* **ENTRIES SUPPLIED**
****************************************
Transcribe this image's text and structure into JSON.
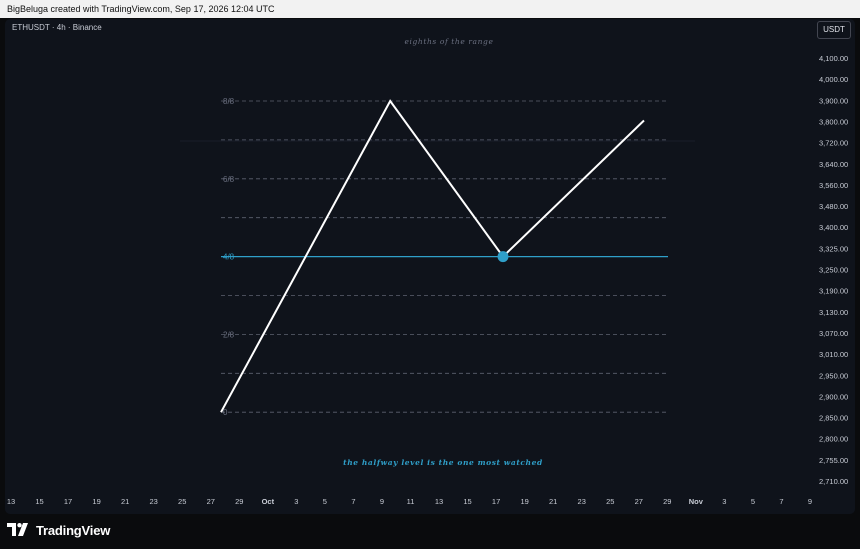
{
  "header": {
    "attribution": "BigBeluga created with TradingView.com, Sep 17, 2026 12:04 UTC"
  },
  "chart_header": {
    "symbol": "ETHUSDT · 4h · Binance",
    "currency": "USDT"
  },
  "footer": {
    "brand": "TradingView",
    "logo_icon": "tradingview-logo-icon"
  },
  "colors": {
    "background": "#0f131b",
    "line": "#ffffff",
    "accent": "#2f9fc9",
    "grid": "#5d6270",
    "label": "#6b7080"
  },
  "chart_data": {
    "type": "line",
    "title": "eighths of the range",
    "annotation": "the halfway level is the one most watched",
    "xlabel": "",
    "ylabel": "",
    "y_axis_labels": [
      "4,100.00",
      "4,000.00",
      "3,900.00",
      "3,800.00",
      "3,720.00",
      "3,640.00",
      "3,560.00",
      "3,480.00",
      "3,400.00",
      "3,325.00",
      "3,250.00",
      "3,190.00",
      "3,130.00",
      "3,070.00",
      "3,010.00",
      "2,950.00",
      "2,900.00",
      "2,850.00",
      "2,800.00",
      "2,755.00",
      "2,710.00"
    ],
    "x_axis_labels": [
      "13",
      "15",
      "17",
      "19",
      "21",
      "23",
      "25",
      "27",
      "29",
      "Oct",
      "3",
      "5",
      "7",
      "9",
      "11",
      "13",
      "15",
      "17",
      "19",
      "21",
      "23",
      "25",
      "27",
      "29",
      "Nov",
      "3",
      "5",
      "7",
      "9"
    ],
    "levels": [
      {
        "eighth": 8,
        "label": "8/8"
      },
      {
        "eighth": 7,
        "label": ""
      },
      {
        "eighth": 6,
        "label": "6/8"
      },
      {
        "eighth": 5,
        "label": ""
      },
      {
        "eighth": 4,
        "label": "4/8",
        "highlight": true
      },
      {
        "eighth": 3,
        "label": ""
      },
      {
        "eighth": 2,
        "label": "2/8"
      },
      {
        "eighth": 1,
        "label": ""
      },
      {
        "eighth": 0,
        "label": "0"
      }
    ],
    "series": [
      {
        "values": [
          {
            "x": "Sep 28",
            "y": 0
          },
          {
            "x": "Oct 10",
            "y": 8
          },
          {
            "x": "Oct 18",
            "y": 4
          },
          {
            "x": "Oct 28",
            "y": 7.5
          }
        ]
      }
    ],
    "marker": {
      "x": "Oct 18",
      "y": 4
    },
    "grid": false,
    "legend": "none"
  }
}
****************************************
* **TASK PROMPT**
Your task is to repeat the data above exactly while excluding the pictures.

* **TASK SOLUTION**
Transcribe this image's text and structure into JSON.
{
  "header": {
    "attribution": "BigBeluga created with TradingView.com, Sep 17, 2026 12:04 UTC"
  },
  "chart_header": {
    "symbol": "ETHUSDT · 4h · Binance",
    "currency": "USDT"
  },
  "footer": {
    "brand": "TradingView",
    "logo_icon": "tradingview-logo-icon"
  },
  "colors": {
    "background": "#0f131b",
    "line": "#ffffff",
    "accent": "#2f9fc9",
    "grid": "#5d6270",
    "label": "#6b7080"
  },
  "chart_data": {
    "type": "line",
    "title": "eighths of the range",
    "annotation": "the halfway level is the one most watched",
    "xlabel": "",
    "ylabel": "",
    "y_axis_labels": [
      "4,100.00",
      "4,000.00",
      "3,900.00",
      "3,800.00",
      "3,720.00",
      "3,640.00",
      "3,560.00",
      "3,480.00",
      "3,400.00",
      "3,325.00",
      "3,250.00",
      "3,190.00",
      "3,130.00",
      "3,070.00",
      "3,010.00",
      "2,950.00",
      "2,900.00",
      "2,850.00",
      "2,800.00",
      "2,755.00",
      "2,710.00"
    ],
    "x_axis_labels": [
      "13",
      "15",
      "17",
      "19",
      "21",
      "23",
      "25",
      "27",
      "29",
      "Oct",
      "3",
      "5",
      "7",
      "9",
      "11",
      "13",
      "15",
      "17",
      "19",
      "21",
      "23",
      "25",
      "27",
      "29",
      "Nov",
      "3",
      "5",
      "7",
      "9"
    ],
    "levels": [
      {
        "eighth": 8,
        "label": "8/8"
      },
      {
        "eighth": 7,
        "label": ""
      },
      {
        "eighth": 6,
        "label": "6/8"
      },
      {
        "eighth": 5,
        "label": ""
      },
      {
        "eighth": 4,
        "label": "4/8",
        "highlight": true
      },
      {
        "eighth": 3,
        "label": ""
      },
      {
        "eighth": 2,
        "label": "2/8"
      },
      {
        "eighth": 1,
        "label": ""
      },
      {
        "eighth": 0,
        "label": "0"
      }
    ],
    "series": [
      {
        "values": [
          {
            "x": "Sep 28",
            "y": 0
          },
          {
            "x": "Oct 10",
            "y": 8
          },
          {
            "x": "Oct 18",
            "y": 4
          },
          {
            "x": "Oct 28",
            "y": 7.5
          }
        ]
      }
    ],
    "marker": {
      "x": "Oct 18",
      "y": 4
    },
    "grid": false,
    "legend": "none"
  }
}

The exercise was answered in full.